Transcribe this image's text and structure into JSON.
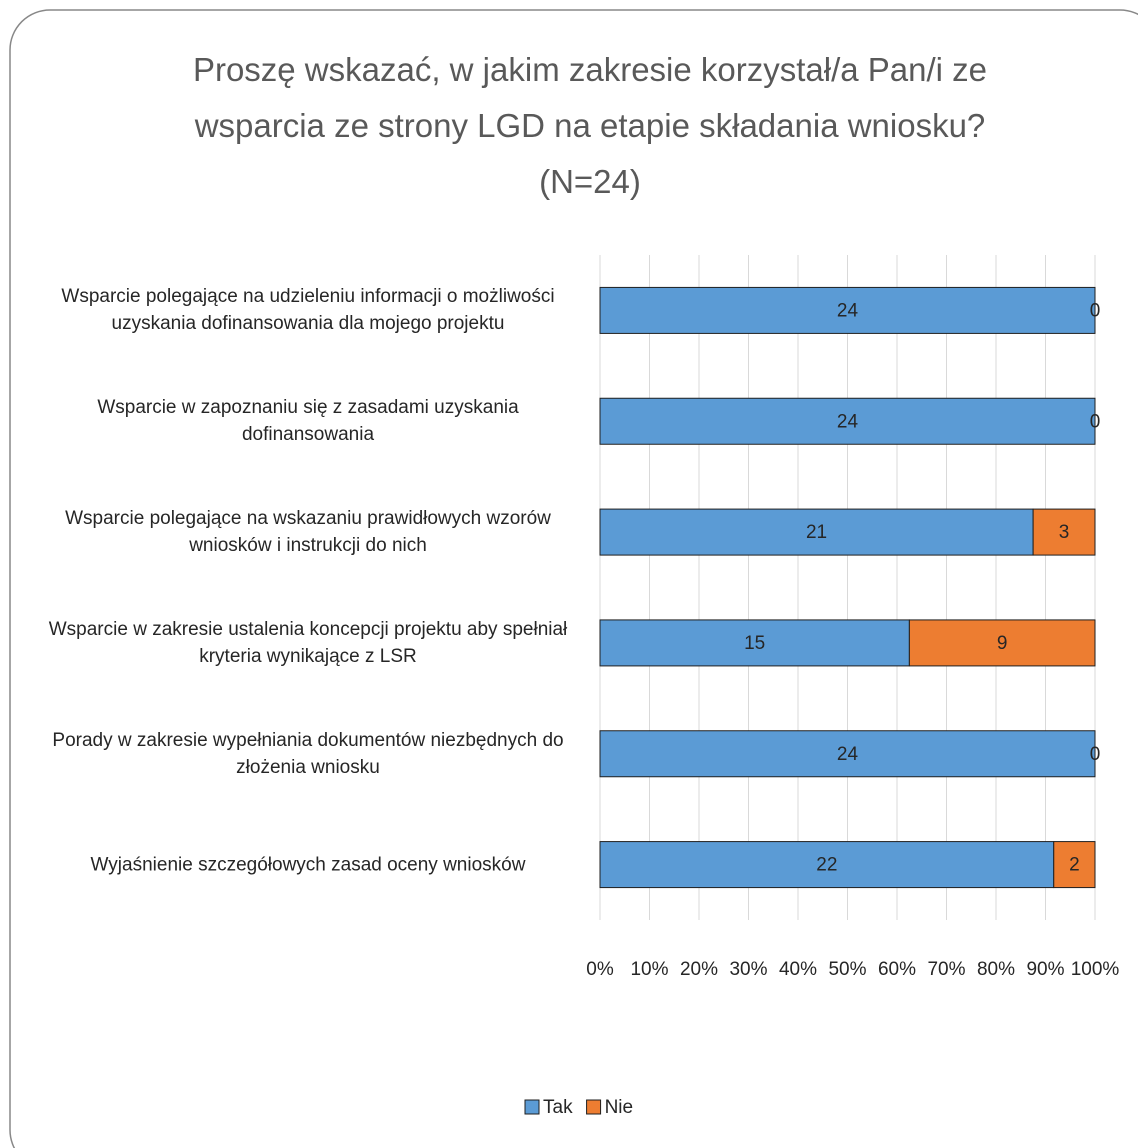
{
  "chart_data": {
    "type": "bar",
    "orientation": "horizontal",
    "stack": "percent",
    "title": "Proszę wskazać, w jakim zakresie korzystał/a Pan/i ze wsparcia ze strony LGD na etapie składania wniosku? (N=24)",
    "categories": [
      "Wsparcie polegające na udzieleniu informacji o możliwości uzyskania dofinansowania dla mojego projektu",
      "Wsparcie w zapoznaniu się z zasadami uzyskania dofinansowania",
      "Wsparcie polegające na wskazaniu prawidłowych wzorów wniosków i instrukcji do nich",
      "Wsparcie w zakresie ustalenia koncepcji projektu aby spełniał kryteria wynikające z LSR",
      "Porady w zakresie wypełniania dokumentów niezbędnych do złożenia wniosku",
      "Wyjaśnienie szczegółowych zasad oceny wniosków"
    ],
    "series": [
      {
        "name": "Tak",
        "color": "#5b9bd5",
        "values": [
          24,
          24,
          21,
          15,
          24,
          22
        ]
      },
      {
        "name": "Nie",
        "color": "#ed7d31",
        "values": [
          0,
          0,
          3,
          9,
          0,
          2
        ]
      }
    ],
    "xlim": [
      0,
      100
    ],
    "xticks": [
      {
        "value": 0,
        "label": "0%"
      },
      {
        "value": 10,
        "label": "10%"
      },
      {
        "value": 20,
        "label": "20%"
      },
      {
        "value": 30,
        "label": "30%"
      },
      {
        "value": 40,
        "label": "40%"
      },
      {
        "value": 50,
        "label": "50%"
      },
      {
        "value": 60,
        "label": "60%"
      },
      {
        "value": 70,
        "label": "70%"
      },
      {
        "value": 80,
        "label": "80%"
      },
      {
        "value": 90,
        "label": "90%"
      },
      {
        "value": 100,
        "label": "100%"
      }
    ],
    "grid": true,
    "legend": "bottom"
  }
}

- [REQUIREMENT]
Extract the text of all the records above verbatim, excluding pictures.

- [RESULT FOR THIS EXERCISE]
Transcribe this image's text and structure into JSON.
{
  "chart_data": {
    "type": "bar",
    "orientation": "horizontal",
    "stack": "percent",
    "title": "Proszę wskazać, w jakim zakresie korzystał/a Pan/i ze wsparcia ze strony LGD na etapie składania wniosku? (N=24)",
    "categories": [
      "Wsparcie polegające na udzieleniu informacji o możliwości uzyskania dofinansowania dla mojego projektu",
      "Wsparcie w zapoznaniu się z zasadami uzyskania dofinansowania",
      "Wsparcie polegające na wskazaniu prawidłowych wzorów wniosków i instrukcji do nich",
      "Wsparcie w zakresie ustalenia koncepcji projektu aby spełniał kryteria wynikające z LSR",
      "Porady w zakresie wypełniania dokumentów niezbędnych do złożenia wniosku",
      "Wyjaśnienie szczegółowych zasad oceny wniosków"
    ],
    "series": [
      {
        "name": "Tak",
        "color": "#5b9bd5",
        "values": [
          24,
          24,
          21,
          15,
          24,
          22
        ]
      },
      {
        "name": "Nie",
        "color": "#ed7d31",
        "values": [
          0,
          0,
          3,
          9,
          0,
          2
        ]
      }
    ],
    "xlim": [
      0,
      100
    ],
    "xticks": [
      {
        "value": 0,
        "label": "0%"
      },
      {
        "value": 10,
        "label": "10%"
      },
      {
        "value": 20,
        "label": "20%"
      },
      {
        "value": 30,
        "label": "30%"
      },
      {
        "value": 40,
        "label": "40%"
      },
      {
        "value": 50,
        "label": "50%"
      },
      {
        "value": 60,
        "label": "60%"
      },
      {
        "value": 70,
        "label": "70%"
      },
      {
        "value": 80,
        "label": "80%"
      },
      {
        "value": 90,
        "label": "90%"
      },
      {
        "value": 100,
        "label": "100%"
      }
    ],
    "grid": true,
    "legend": "bottom"
  }
}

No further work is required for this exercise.